Kaynak:
----------

Dolar (USD)
35.17
Euro (EUR)
36.53
Gram Altın
2969.21
BIST 100
9916.22
02:17 İMSAK'A
KALAN SÜRE
19 Haziran 2018

Muharrem'in 'ince'den dip dalgası

AK Parti'nin iş başına geldiği 2002 yılından sonra Türkiye ilk defa bir erken seçime gidiyor. Türkiye'yi iflasın eşiğine götüren aktörlerin tamamen siyaset sahnesinden silindiği o günden bu güne Türkiye ekonomisini istikrarlı yönetimle üçe katladı ancak yine ilk defa bir seçim ekonomisi uygulanıyor.

Türkiye coğrafyasında seçmen üzerinde oluşturulan dip dalgası ile terör operasyonlarının önünün kesilebileceği hesap edildi. Seçmen buna prim vermeyince ekonomi üzerinden iktidar yıpratılarak ülke emperyalistlerin kucağına atılmak istendi. Siyasette ana temasını Erdoğan karşıtlığı 'Erdoğan'ı koltuğundan indirelim de ne olursa olsun' mantığı ile yürüten muhalefet, bütün ideolojik ilkelerini ayaklar altına almakta bir beis görmüyor.

----------

Lütfen kaynak metinden "AK Parti'nin iş" sözlerinden başlayıp "bir beis görmüyor." sözlerine kadar, bu sözler de dahil olmak üzere, bölümü değiştirmeden döndür.

Veri kümesi kesiti:
----------

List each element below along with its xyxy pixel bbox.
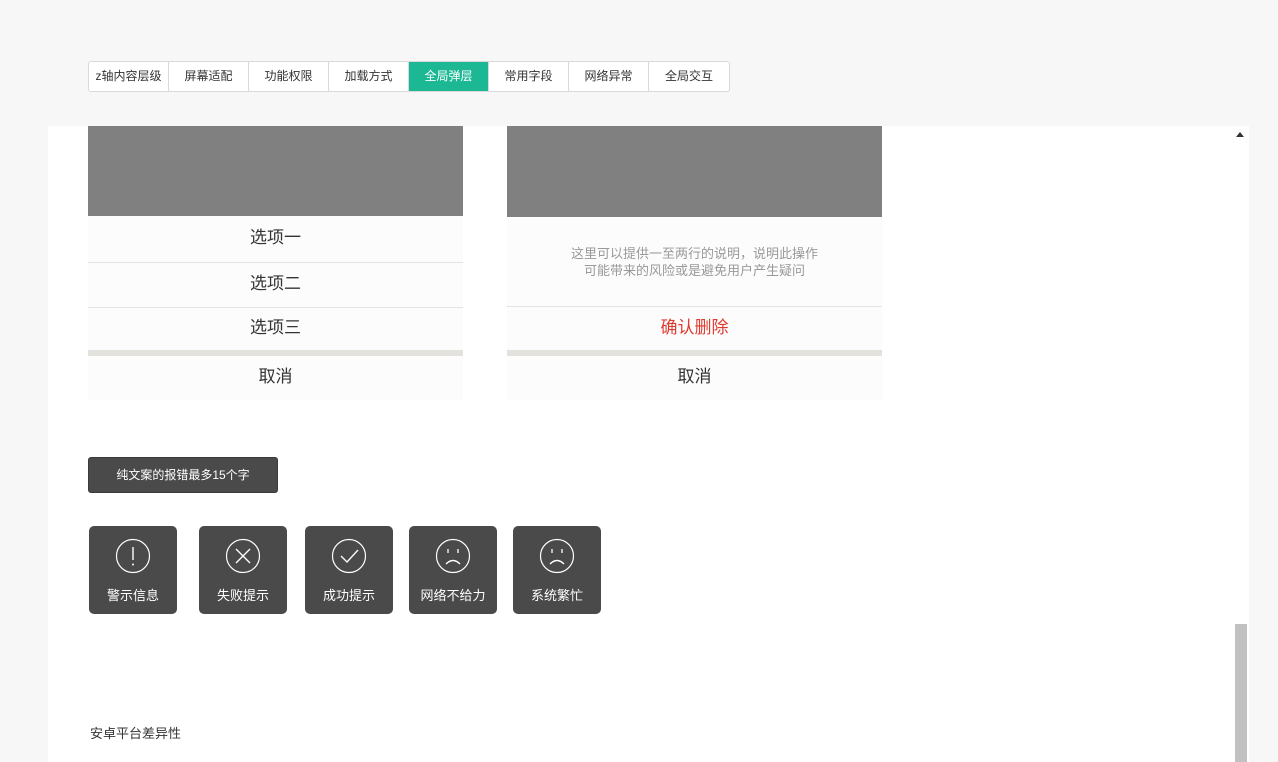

----------

Göreve yanıt:
AK Parti'nin iş başına geldiği 2002 yılından sonra Türkiye ilk defa bir erken seçime gidiyor. Türkiye'yi iflasın eşiğine götüren aktörlerin tamamen siyaset sahnesinden silindiği o günden bu güne Türkiye ekonomisini istikrarlı yönetimle üçe katladı ancak yine ilk defa bir seçim ekonomisi uygulanıyor.

Türkiye coğrafyasında seçmen üzerinde oluşturulan dip dalgası ile terör operasyonlarının önünün kesilebileceği hesap edildi. Seçmen buna prim vermeyince ekonomi üzerinden iktidar yıpratılarak ülke emperyalistlerin kucağına atılmak istendi. Siyasette ana temasını Erdoğan karşıtlığı 'Erdoğan'ı koltuğundan indirelim de ne olursa olsun' mantığı ile yürüten muhalefet, bütün ideolojik ilkelerini ayaklar altına almakta bir beis görmüyor.